• SET TASK
Below are some records. Pull every line that contains the word "证件名称及号码".

• DATA PROVIDED

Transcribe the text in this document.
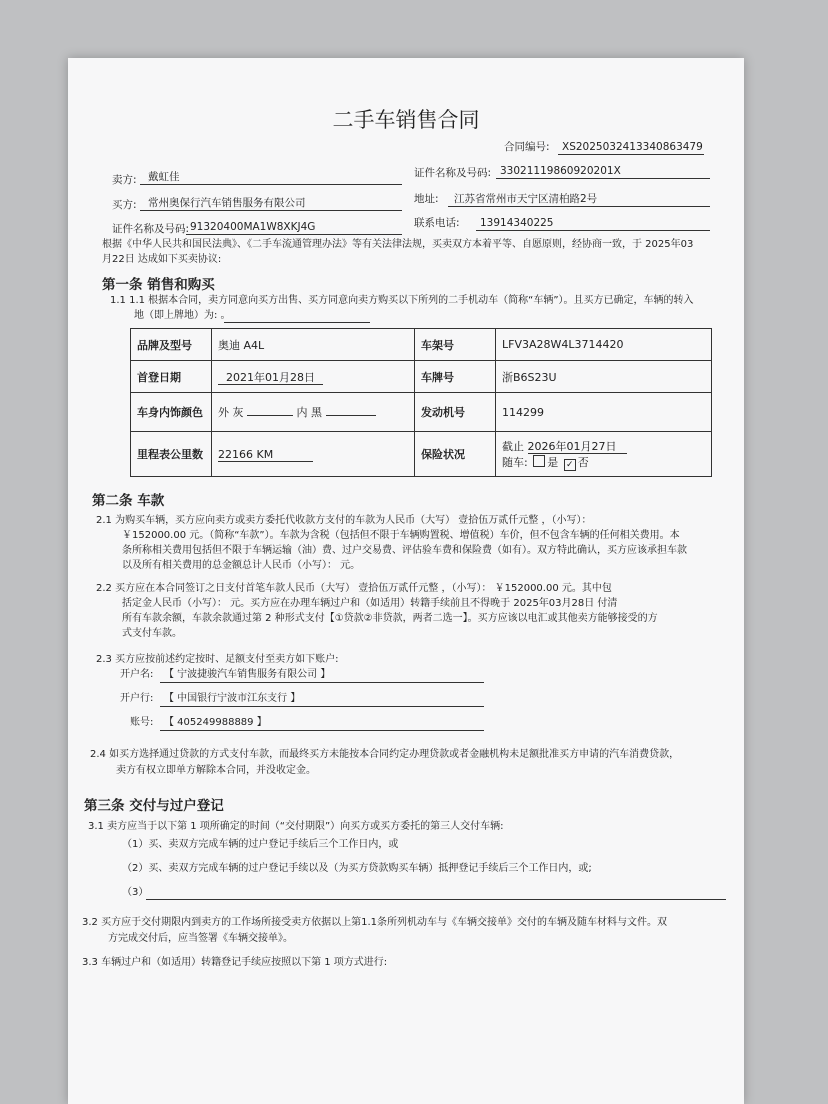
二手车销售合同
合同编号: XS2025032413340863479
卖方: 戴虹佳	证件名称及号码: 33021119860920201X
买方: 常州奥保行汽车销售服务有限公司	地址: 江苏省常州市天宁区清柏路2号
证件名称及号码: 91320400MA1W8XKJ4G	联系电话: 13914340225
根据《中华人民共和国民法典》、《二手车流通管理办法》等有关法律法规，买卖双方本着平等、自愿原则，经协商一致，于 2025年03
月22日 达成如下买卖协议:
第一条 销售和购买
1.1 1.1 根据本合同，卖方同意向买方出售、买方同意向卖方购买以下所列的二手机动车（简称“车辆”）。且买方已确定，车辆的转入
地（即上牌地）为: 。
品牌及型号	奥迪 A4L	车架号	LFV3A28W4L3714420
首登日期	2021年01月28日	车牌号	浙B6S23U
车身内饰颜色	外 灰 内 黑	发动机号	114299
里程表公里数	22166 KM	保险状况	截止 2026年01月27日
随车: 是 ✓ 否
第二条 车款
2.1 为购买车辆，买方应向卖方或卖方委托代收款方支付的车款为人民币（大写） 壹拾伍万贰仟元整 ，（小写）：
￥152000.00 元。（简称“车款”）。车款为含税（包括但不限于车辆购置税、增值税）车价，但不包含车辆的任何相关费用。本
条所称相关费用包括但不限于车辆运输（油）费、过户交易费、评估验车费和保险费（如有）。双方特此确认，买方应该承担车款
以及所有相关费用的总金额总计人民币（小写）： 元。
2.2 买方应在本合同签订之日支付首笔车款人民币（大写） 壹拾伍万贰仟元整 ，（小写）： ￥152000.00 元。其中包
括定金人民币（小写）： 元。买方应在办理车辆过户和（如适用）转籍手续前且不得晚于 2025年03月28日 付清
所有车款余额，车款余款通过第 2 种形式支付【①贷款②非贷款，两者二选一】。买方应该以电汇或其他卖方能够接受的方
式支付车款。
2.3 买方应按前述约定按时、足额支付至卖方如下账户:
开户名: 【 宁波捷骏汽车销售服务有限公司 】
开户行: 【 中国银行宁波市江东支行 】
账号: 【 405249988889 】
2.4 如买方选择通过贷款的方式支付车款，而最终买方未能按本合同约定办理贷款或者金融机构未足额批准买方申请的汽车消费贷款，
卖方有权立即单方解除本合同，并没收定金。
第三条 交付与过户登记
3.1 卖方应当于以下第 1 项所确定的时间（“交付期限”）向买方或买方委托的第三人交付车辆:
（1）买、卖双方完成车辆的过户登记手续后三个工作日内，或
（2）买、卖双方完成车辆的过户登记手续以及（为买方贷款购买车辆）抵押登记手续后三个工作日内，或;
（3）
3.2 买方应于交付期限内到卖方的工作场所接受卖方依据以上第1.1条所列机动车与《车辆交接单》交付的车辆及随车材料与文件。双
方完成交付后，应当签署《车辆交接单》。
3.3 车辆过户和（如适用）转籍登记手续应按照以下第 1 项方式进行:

* * *

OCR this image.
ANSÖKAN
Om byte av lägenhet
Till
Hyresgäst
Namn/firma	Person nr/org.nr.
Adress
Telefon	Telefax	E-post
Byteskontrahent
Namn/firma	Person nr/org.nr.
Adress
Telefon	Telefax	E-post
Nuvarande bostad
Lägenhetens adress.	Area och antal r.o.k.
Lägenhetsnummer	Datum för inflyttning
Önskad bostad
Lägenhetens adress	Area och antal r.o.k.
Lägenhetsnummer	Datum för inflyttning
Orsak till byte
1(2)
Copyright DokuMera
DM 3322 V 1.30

• WRITTEN RESPONSE
卖方: 戴虹佳	证件名称及号码: 33021119860920201X
证件名称及号码: 91320400MA1W8XKJ4G	联系电话: 13914340225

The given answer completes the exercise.